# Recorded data

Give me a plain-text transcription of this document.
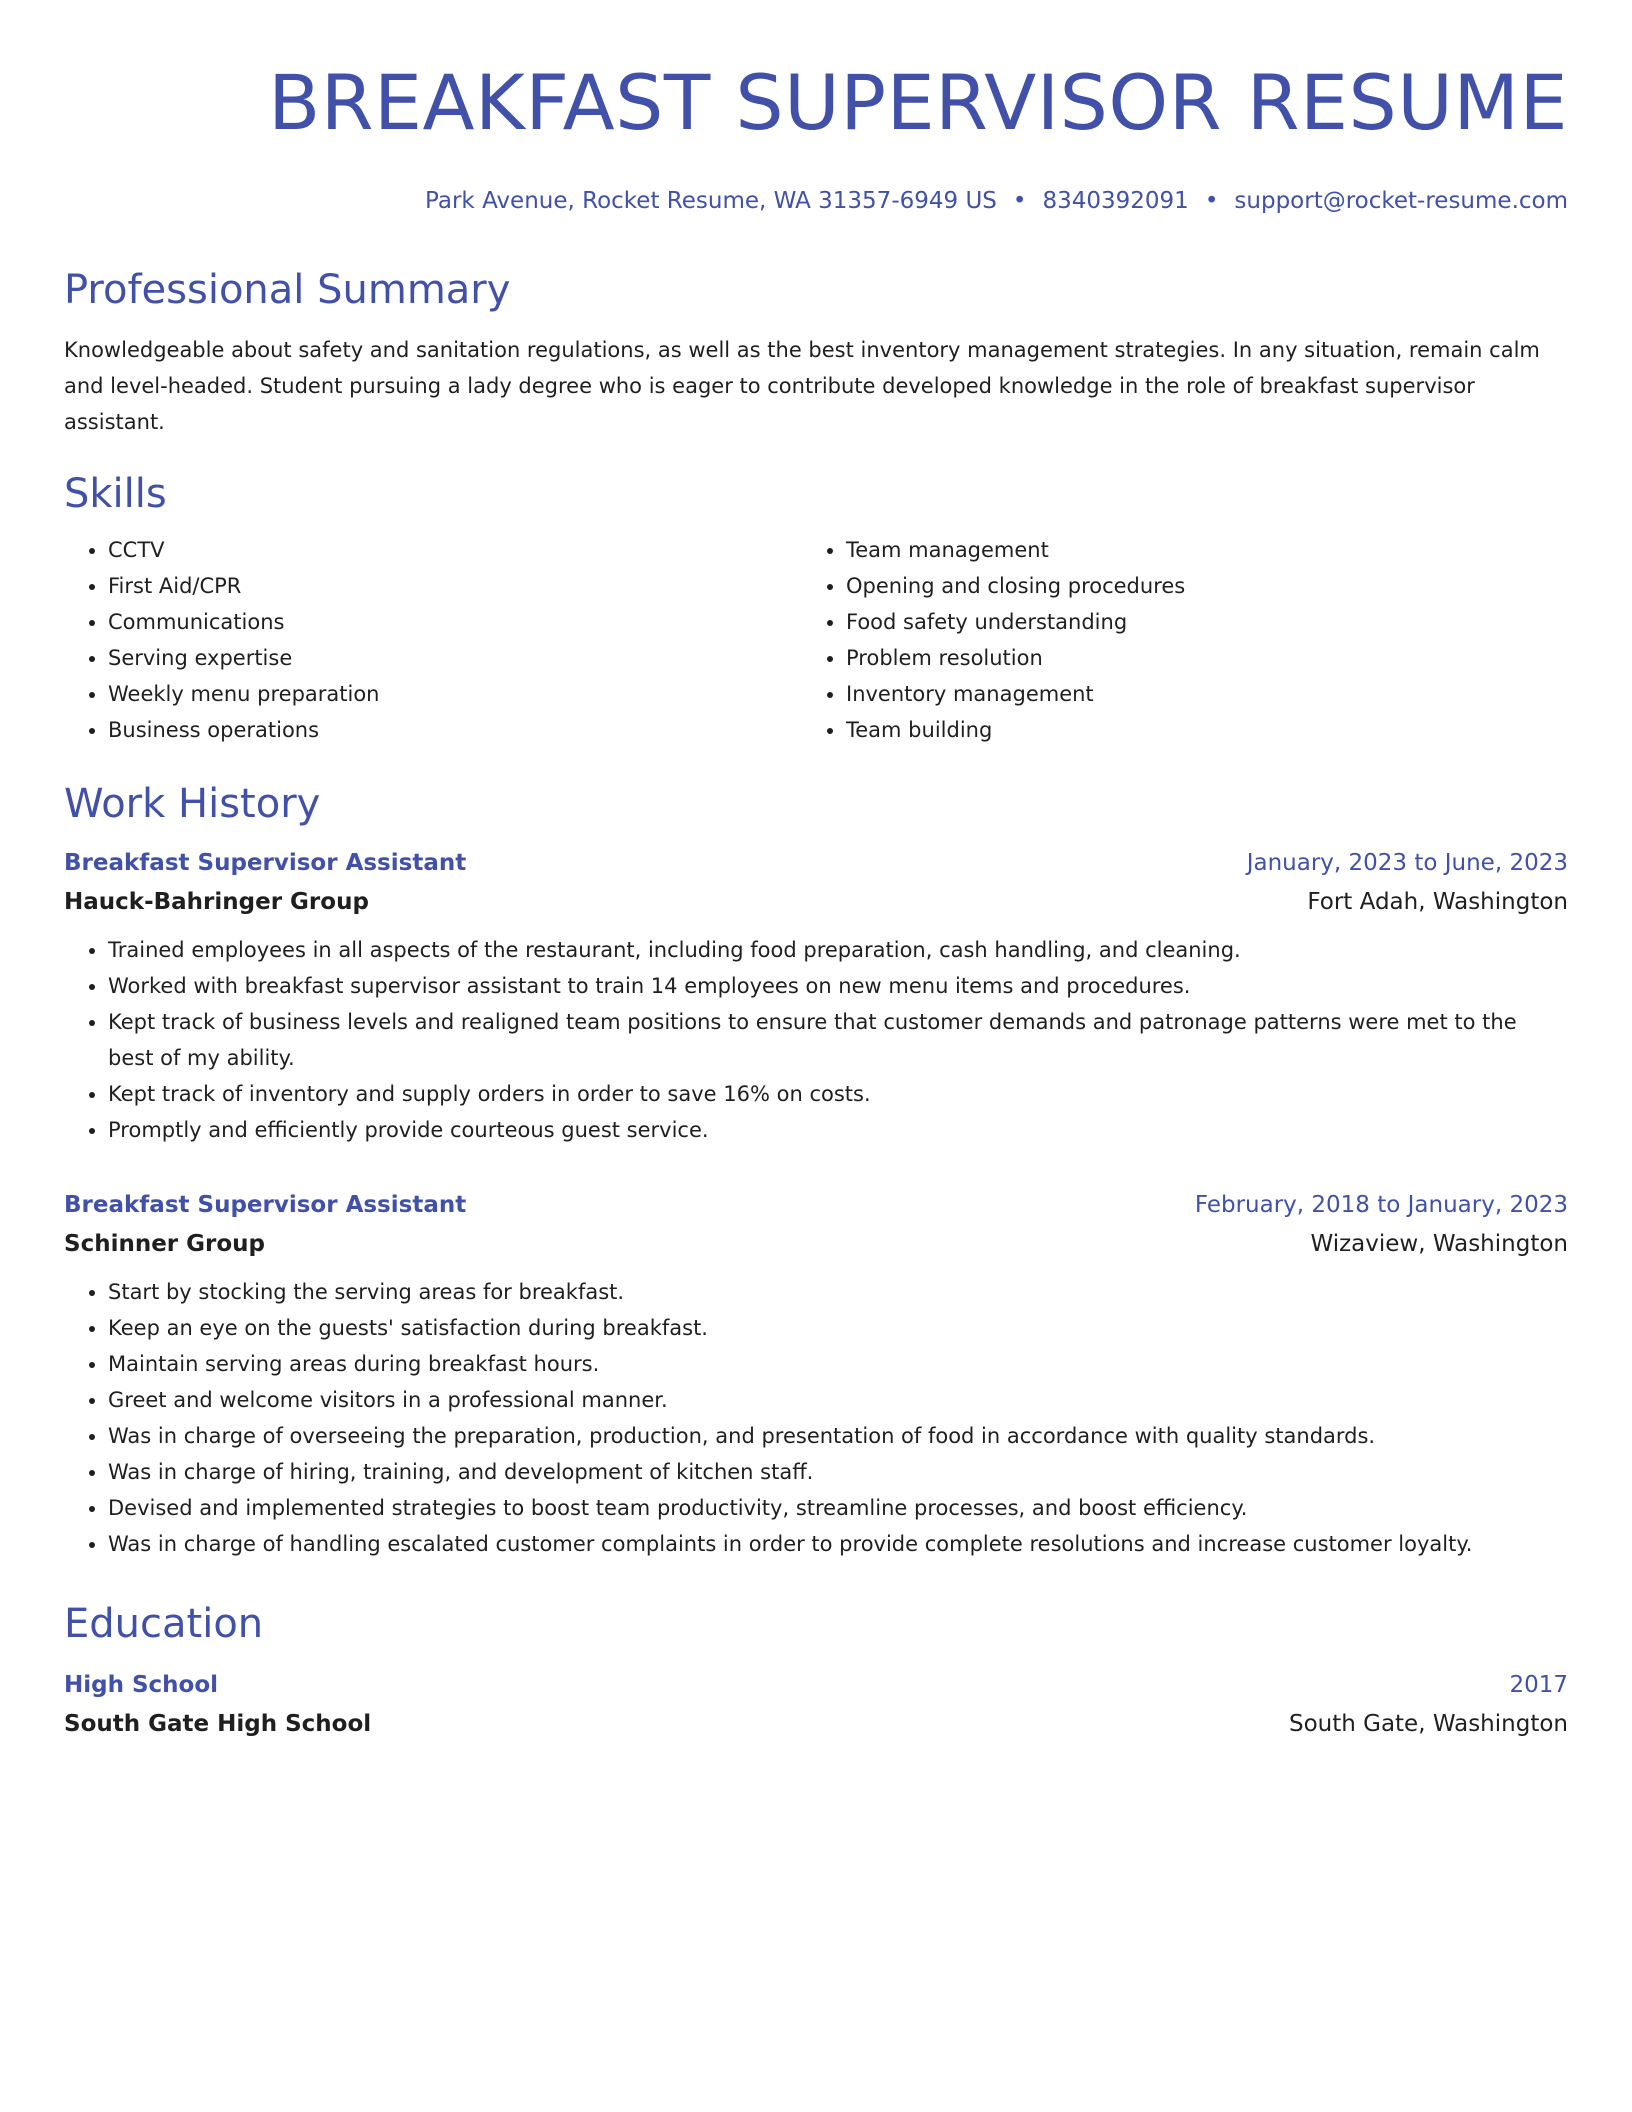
BREAKFAST SUPERVISOR RESUME
Park Avenue, Rocket Resume, WA 31357-6949 US • 8340392091 • support@rocket-resume.com
Professional Summary
Knowledgeable about safety and sanitation regulations, as well as the best inventory management strategies. In any situation, remain calm and level-headed. Student pursuing a lady degree who is eager to contribute developed knowledge in the role of breakfast supervisor assistant.
Skills
• CCTV
• First Aid/CPR
• Communications
• Serving expertise
• Weekly menu preparation
• Business operations
• Team management
• Opening and closing procedures
• Food safety understanding
• Problem resolution
• Inventory management
• Team building
Work History
Breakfast Supervisor Assistant	January, 2023 to June, 2023
Hauck-Bahringer Group	Fort Adah, Washington
• Trained employees in all aspects of the restaurant, including food preparation, cash handling, and cleaning.
• Worked with breakfast supervisor assistant to train 14 employees on new menu items and procedures.
• Kept track of business levels and realigned team positions to ensure that customer demands and patronage patterns were met to the best of my ability.
• Kept track of inventory and supply orders in order to save 16% on costs.
• Promptly and efficiently provide courteous guest service.
Breakfast Supervisor Assistant	February, 2018 to January, 2023
Schinner Group	Wizaview, Washington
• Start by stocking the serving areas for breakfast.
• Keep an eye on the guests' satisfaction during breakfast.
• Maintain serving areas during breakfast hours.
• Greet and welcome visitors in a professional manner.
• Was in charge of overseeing the preparation, production, and presentation of food in accordance with quality standards.
• Was in charge of hiring, training, and development of kitchen staff.
• Devised and implemented strategies to boost team productivity, streamline processes, and boost efficiency.
• Was in charge of handling escalated customer complaints in order to provide complete resolutions and increase customer loyalty.
Education
High School	2017
South Gate High School	South Gate, Washington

# Stated problem
From the records given above, reproduce all text exactly and exclude each picture.

# Exercise solution
Give me a plain-text transcription of this document.
BREAKFAST SUPERVISOR RESUME
Park Avenue, Rocket Resume, WA 31357-6949 US • 8340392091 • support@rocket-resume.com
Professional Summary
Knowledgeable about safety and sanitation regulations, as well as the best inventory management strategies. In any situation, remain calm and level-headed. Student pursuing a lady degree who is eager to contribute developed knowledge in the role of breakfast supervisor assistant.
Skills
• CCTV
• First Aid/CPR
• Communications
• Serving expertise
• Weekly menu preparation
• Business operations
• Team management
• Opening and closing procedures
• Food safety understanding
• Problem resolution
• Inventory management
• Team building
Work History
Breakfast Supervisor Assistant	January, 2023 to June, 2023
Hauck-Bahringer Group	Fort Adah, Washington
• Trained employees in all aspects of the restaurant, including food preparation, cash handling, and cleaning.
• Worked with breakfast supervisor assistant to train 14 employees on new menu items and procedures.
• Kept track of business levels and realigned team positions to ensure that customer demands and patronage patterns were met to the best of my ability.
• Kept track of inventory and supply orders in order to save 16% on costs.
• Promptly and efficiently provide courteous guest service.
Breakfast Supervisor Assistant	February, 2018 to January, 2023
Schinner Group	Wizaview, Washington
• Start by stocking the serving areas for breakfast.
• Keep an eye on the guests' satisfaction during breakfast.
• Maintain serving areas during breakfast hours.
• Greet and welcome visitors in a professional manner.
• Was in charge of overseeing the preparation, production, and presentation of food in accordance with quality standards.
• Was in charge of hiring, training, and development of kitchen staff.
• Devised and implemented strategies to boost team productivity, streamline processes, and boost efficiency.
• Was in charge of handling escalated customer complaints in order to provide complete resolutions and increase customer loyalty.
Education
High School	2017
South Gate High School	South Gate, Washington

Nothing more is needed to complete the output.